- Set problem: Note how many lines hold the string "beyond" and give that number without any other words.

---------- Information provided

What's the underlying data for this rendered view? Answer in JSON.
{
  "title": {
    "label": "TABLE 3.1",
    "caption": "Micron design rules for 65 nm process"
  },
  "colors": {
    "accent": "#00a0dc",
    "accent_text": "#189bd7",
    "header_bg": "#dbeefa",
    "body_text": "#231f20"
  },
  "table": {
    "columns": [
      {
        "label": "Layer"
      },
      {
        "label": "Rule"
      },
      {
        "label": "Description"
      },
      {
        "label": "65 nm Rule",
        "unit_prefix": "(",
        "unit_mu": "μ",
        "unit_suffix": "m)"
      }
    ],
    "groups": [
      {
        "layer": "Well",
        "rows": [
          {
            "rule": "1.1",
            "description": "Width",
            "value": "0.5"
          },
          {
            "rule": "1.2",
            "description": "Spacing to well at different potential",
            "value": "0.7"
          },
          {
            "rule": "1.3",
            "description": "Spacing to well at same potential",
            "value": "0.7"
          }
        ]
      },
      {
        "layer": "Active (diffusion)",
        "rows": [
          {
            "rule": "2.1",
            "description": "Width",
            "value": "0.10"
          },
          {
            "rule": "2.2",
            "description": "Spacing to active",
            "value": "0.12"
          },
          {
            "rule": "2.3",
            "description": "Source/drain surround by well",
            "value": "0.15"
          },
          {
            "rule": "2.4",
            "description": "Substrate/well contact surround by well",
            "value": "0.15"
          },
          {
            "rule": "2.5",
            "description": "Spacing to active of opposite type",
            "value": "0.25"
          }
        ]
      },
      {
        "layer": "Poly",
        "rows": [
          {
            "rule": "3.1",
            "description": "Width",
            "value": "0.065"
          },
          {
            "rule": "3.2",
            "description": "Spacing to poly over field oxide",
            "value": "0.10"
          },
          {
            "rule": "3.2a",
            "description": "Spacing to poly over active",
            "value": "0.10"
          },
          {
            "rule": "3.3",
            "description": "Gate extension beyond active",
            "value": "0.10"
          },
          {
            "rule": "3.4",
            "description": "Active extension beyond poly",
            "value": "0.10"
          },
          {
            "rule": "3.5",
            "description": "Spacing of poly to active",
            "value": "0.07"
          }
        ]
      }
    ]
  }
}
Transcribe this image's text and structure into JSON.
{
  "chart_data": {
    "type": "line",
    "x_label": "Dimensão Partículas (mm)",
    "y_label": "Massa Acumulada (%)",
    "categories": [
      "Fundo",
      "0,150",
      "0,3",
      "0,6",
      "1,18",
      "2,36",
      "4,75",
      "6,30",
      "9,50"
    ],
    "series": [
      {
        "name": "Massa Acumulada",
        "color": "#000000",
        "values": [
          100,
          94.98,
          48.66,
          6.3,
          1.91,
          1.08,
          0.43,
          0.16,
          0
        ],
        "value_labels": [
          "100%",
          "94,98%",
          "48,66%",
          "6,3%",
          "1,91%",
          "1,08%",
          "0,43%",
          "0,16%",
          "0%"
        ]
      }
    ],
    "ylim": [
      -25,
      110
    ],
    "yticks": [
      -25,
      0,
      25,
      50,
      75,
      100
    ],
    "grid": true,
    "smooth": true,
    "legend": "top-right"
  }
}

--------------------

- Complete answer: 2